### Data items
####################
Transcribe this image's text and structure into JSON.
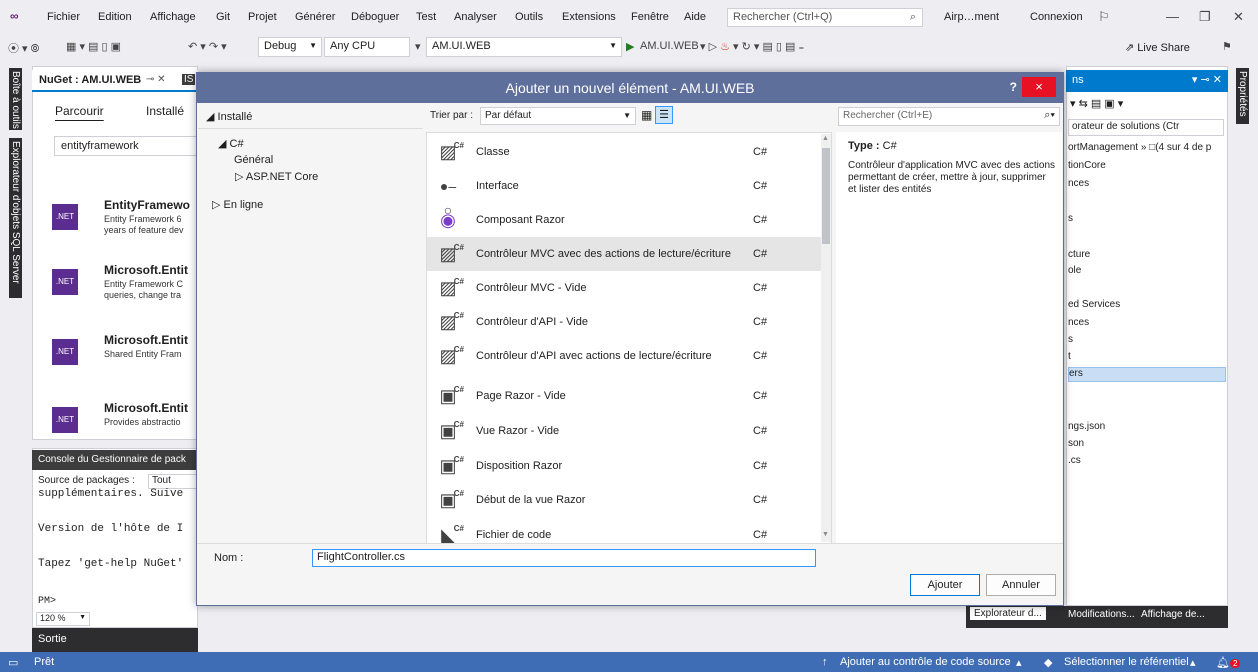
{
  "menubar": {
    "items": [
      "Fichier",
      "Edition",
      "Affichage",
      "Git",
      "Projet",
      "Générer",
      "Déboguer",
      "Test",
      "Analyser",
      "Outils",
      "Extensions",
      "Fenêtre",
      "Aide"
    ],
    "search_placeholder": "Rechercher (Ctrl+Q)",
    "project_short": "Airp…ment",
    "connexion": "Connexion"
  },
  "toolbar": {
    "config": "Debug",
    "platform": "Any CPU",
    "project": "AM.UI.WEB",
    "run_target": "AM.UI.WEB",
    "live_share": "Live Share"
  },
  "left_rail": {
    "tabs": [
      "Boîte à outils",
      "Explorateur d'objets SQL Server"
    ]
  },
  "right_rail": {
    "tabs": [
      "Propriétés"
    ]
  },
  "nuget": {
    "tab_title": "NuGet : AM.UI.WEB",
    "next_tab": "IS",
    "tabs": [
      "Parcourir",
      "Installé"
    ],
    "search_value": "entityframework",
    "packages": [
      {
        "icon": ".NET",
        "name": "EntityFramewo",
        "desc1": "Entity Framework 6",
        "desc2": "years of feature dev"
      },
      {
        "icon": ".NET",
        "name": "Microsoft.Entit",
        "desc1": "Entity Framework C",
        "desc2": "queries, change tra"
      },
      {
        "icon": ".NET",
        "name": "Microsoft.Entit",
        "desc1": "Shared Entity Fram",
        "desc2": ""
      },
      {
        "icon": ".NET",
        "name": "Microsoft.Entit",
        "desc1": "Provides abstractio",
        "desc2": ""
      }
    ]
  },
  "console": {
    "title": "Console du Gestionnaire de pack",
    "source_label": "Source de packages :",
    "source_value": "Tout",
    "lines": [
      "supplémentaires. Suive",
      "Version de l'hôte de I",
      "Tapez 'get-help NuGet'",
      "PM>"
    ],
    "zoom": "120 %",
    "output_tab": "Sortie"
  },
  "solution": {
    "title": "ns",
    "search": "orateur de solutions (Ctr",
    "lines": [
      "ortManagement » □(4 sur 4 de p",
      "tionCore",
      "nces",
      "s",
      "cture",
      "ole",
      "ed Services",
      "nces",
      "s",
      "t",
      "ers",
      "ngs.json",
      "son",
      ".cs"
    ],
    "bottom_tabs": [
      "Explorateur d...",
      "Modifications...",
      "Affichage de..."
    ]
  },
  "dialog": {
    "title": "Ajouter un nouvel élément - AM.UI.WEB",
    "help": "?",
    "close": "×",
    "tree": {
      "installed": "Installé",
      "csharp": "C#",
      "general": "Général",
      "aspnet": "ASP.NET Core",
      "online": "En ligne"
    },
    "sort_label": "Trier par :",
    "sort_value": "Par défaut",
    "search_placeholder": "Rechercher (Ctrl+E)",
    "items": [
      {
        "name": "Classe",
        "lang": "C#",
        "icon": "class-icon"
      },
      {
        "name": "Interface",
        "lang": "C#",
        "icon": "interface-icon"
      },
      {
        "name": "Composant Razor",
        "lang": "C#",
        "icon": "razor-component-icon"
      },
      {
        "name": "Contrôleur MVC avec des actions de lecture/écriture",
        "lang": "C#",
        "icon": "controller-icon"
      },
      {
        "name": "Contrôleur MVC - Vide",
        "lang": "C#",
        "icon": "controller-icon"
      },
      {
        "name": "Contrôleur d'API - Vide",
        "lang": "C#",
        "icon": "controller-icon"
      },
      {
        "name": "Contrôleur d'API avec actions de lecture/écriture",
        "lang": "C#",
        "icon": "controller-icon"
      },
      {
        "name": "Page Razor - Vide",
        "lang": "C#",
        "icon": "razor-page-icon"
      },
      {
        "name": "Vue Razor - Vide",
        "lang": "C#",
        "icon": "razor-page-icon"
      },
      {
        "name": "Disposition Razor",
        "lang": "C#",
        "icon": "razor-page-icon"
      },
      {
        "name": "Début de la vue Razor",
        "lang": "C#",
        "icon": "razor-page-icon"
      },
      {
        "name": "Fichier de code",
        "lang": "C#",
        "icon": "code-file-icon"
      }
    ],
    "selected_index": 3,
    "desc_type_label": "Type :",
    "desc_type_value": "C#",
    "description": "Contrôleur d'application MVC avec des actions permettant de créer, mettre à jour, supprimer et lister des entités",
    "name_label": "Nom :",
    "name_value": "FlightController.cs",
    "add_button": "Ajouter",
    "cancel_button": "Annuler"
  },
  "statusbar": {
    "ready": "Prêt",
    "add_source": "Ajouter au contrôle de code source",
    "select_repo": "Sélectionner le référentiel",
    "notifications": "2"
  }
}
####################
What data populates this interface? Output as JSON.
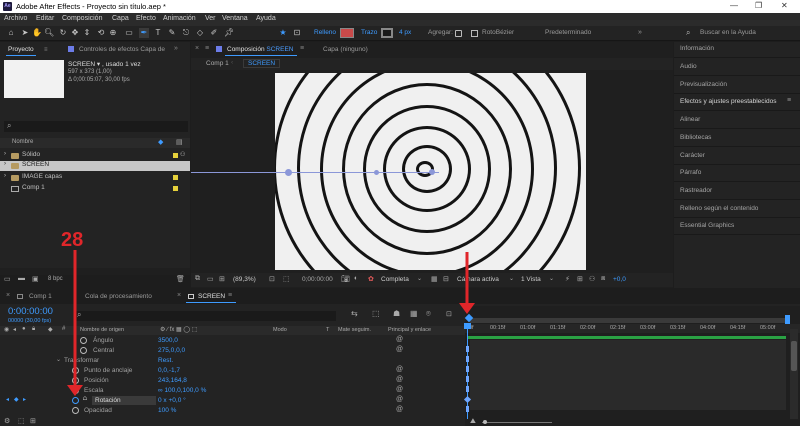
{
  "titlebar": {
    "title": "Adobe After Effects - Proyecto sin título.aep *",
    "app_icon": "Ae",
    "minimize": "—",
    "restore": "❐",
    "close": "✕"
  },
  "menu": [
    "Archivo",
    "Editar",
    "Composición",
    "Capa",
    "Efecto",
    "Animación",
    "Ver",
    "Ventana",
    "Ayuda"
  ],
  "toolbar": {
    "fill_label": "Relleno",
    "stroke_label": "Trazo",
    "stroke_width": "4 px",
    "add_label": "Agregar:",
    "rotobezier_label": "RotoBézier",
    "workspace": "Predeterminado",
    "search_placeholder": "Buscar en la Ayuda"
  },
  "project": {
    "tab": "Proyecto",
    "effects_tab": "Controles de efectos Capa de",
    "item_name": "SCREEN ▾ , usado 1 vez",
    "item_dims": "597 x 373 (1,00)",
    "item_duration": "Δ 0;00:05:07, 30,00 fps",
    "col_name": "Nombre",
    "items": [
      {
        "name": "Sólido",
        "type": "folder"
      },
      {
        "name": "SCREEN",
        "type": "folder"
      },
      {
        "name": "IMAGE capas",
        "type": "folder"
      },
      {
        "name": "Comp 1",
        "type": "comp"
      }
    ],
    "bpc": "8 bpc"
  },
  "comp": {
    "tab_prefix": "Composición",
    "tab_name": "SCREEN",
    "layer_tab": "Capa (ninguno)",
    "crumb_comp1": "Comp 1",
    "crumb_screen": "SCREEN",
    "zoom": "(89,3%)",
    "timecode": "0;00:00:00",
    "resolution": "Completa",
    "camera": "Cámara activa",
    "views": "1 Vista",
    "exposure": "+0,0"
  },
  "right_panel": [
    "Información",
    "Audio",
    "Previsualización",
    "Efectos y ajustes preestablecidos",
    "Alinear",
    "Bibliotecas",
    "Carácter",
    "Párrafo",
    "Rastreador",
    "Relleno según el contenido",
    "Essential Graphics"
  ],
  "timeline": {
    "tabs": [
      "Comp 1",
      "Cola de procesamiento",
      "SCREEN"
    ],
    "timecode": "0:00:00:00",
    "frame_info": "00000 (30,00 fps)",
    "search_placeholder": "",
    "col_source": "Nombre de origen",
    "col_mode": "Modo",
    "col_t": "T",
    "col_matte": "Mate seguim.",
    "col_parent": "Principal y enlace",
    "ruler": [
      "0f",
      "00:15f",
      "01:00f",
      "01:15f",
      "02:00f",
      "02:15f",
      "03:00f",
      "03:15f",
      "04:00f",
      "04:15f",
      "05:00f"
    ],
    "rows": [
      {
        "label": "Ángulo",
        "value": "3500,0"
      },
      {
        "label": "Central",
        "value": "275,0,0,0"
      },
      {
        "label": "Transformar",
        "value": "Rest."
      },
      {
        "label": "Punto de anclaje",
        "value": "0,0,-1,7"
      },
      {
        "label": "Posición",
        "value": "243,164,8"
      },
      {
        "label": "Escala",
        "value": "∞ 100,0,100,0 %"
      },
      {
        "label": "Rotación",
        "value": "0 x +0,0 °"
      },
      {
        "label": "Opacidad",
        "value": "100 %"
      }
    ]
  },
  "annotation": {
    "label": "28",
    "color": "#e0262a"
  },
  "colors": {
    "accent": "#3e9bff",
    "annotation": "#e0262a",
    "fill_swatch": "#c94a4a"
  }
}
####################
### DO THIS
Which lines of the data include "lecture"? Copy each of them.

### FULL SOLUTION
        "name": "Contrôleur MVC avec des actions de lecture/écriture",
        "name": "Contrôleur d'API avec actions de lecture/écriture",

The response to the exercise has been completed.